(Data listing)
───

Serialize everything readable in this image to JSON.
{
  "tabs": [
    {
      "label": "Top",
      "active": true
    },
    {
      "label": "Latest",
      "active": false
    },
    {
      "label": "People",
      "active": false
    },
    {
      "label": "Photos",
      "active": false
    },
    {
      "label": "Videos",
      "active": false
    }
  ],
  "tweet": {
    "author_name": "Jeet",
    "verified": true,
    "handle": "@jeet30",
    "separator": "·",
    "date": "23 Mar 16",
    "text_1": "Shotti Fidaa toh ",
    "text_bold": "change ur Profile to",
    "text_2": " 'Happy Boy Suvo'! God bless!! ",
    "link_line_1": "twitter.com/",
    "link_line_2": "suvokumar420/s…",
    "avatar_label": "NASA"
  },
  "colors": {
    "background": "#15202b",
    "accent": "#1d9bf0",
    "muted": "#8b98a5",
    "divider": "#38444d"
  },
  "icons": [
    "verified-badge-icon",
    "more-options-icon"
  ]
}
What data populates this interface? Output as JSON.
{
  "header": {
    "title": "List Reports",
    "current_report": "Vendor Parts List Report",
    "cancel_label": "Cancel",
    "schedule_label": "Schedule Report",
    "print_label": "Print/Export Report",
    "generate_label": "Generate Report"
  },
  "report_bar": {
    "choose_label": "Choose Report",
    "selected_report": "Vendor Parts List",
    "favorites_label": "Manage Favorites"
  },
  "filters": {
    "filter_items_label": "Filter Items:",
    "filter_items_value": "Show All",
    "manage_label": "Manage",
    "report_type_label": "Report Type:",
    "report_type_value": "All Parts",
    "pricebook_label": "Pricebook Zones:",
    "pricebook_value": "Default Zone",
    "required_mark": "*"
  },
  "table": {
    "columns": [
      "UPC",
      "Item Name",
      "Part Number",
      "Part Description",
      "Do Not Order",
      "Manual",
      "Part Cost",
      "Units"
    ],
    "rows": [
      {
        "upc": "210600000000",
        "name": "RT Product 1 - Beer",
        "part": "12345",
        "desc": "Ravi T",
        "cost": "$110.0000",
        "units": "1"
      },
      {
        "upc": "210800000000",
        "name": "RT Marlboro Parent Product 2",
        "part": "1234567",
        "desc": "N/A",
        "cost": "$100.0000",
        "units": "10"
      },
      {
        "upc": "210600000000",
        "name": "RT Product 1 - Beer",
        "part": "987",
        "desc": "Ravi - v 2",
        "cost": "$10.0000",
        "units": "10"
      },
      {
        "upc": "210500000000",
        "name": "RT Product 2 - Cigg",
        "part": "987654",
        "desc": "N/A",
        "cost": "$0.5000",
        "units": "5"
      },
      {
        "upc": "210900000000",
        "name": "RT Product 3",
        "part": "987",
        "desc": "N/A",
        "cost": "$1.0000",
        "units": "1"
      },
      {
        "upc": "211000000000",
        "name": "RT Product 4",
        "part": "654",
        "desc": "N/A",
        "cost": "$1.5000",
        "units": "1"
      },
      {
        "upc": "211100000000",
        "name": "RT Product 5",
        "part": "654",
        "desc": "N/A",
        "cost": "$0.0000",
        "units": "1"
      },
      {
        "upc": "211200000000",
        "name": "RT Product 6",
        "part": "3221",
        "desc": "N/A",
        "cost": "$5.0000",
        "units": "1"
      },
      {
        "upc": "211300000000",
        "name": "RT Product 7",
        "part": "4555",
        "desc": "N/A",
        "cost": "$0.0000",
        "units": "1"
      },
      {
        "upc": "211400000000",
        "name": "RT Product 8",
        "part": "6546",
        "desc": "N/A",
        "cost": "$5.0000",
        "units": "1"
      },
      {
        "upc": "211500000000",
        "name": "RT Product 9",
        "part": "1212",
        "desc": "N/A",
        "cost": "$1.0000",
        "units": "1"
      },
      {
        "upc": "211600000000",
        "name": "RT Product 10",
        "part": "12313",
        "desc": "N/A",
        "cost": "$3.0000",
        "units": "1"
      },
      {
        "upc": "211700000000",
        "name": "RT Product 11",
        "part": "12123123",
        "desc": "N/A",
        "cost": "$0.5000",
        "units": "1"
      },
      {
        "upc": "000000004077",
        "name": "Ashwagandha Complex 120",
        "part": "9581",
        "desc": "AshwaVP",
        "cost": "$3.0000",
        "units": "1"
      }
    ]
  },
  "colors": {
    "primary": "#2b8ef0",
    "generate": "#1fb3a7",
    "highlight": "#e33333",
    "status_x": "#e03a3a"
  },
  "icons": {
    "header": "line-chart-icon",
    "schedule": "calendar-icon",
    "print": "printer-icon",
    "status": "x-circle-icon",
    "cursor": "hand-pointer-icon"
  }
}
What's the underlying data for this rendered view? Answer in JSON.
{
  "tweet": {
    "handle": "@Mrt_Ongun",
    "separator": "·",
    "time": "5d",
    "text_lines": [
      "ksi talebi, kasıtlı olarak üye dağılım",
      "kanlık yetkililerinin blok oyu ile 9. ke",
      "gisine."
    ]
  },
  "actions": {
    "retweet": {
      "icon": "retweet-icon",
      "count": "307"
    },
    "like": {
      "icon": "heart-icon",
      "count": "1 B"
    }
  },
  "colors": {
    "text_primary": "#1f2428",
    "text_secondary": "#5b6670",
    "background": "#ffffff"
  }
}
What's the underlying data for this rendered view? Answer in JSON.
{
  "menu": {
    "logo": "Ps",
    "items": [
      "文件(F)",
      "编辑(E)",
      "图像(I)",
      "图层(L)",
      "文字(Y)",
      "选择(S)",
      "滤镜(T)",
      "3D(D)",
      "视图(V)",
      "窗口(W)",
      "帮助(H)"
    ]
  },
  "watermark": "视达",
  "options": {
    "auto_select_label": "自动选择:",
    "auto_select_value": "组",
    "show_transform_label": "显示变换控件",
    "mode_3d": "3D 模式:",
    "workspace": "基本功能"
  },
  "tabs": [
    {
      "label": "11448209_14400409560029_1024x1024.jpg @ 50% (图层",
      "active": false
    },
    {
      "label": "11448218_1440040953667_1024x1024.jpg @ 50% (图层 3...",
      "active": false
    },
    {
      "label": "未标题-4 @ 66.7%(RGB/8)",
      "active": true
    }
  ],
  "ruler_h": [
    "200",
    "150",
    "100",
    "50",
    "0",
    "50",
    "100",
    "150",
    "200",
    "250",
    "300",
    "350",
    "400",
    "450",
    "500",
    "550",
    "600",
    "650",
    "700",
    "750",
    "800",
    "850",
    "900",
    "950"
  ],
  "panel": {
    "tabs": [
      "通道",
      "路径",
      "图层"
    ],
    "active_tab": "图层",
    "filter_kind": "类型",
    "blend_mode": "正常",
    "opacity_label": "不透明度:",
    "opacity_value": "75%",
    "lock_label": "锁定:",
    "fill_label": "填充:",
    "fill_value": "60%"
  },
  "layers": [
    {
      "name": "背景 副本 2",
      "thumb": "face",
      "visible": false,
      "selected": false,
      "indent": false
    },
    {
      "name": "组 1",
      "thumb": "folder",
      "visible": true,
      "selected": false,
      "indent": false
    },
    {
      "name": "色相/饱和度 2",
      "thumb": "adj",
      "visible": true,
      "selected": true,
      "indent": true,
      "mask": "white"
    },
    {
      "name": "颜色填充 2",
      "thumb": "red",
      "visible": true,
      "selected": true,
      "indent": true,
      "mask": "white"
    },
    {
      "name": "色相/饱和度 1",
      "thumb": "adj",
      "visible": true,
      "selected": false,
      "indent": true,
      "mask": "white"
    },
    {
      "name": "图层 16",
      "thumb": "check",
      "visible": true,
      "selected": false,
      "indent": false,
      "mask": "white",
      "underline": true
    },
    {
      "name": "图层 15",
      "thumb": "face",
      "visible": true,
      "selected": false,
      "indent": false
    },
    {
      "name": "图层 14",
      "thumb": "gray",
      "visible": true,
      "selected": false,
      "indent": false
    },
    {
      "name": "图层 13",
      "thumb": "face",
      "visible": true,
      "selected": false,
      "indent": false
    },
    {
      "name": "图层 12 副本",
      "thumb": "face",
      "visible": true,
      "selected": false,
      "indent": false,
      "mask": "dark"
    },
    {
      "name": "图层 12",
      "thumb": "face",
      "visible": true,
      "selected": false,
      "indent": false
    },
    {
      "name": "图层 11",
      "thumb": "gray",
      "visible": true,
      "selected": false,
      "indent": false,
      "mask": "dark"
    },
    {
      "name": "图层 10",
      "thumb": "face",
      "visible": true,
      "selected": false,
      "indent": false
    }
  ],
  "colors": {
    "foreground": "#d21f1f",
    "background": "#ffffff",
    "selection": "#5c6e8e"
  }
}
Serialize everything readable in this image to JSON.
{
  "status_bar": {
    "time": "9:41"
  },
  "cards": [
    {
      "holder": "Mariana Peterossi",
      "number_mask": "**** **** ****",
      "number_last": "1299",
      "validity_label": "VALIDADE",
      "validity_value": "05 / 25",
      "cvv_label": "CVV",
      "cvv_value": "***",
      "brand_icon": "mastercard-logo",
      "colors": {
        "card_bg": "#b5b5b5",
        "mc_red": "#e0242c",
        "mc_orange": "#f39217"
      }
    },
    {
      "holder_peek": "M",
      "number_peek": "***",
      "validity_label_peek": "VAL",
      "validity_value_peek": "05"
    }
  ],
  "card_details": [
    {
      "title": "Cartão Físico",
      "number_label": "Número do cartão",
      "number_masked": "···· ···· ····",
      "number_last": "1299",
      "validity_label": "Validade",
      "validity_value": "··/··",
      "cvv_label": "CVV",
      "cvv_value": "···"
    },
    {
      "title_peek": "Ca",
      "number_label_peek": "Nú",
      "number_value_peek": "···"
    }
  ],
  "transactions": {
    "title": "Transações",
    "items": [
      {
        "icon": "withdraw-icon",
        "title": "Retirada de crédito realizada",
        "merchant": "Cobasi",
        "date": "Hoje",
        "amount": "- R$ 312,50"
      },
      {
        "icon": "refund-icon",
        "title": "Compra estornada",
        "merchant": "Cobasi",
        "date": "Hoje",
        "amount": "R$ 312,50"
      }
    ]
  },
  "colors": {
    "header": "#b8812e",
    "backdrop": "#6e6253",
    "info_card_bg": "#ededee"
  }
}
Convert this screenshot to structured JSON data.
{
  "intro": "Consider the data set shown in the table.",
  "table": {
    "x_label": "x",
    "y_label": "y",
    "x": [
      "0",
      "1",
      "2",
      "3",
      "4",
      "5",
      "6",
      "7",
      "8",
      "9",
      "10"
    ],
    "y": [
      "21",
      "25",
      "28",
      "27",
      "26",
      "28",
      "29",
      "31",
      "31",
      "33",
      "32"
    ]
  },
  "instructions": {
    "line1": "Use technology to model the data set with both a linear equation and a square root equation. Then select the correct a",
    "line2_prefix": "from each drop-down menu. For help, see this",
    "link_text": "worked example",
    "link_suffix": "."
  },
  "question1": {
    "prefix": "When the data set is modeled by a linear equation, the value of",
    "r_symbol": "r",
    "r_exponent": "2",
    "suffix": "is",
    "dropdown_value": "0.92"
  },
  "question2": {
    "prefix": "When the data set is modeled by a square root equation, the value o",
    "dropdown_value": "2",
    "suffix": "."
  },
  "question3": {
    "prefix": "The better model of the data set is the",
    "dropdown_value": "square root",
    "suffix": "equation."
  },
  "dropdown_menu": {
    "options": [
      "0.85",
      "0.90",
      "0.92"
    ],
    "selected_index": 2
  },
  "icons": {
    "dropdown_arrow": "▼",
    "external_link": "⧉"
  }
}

───

§ GIVEN REQUEST
Search the entries for the word "ffffff" and copy every line that has it.

§ RESPONSE TO THE EXERCISE
    "background": "#ffffff"
    "background": "#ffffff",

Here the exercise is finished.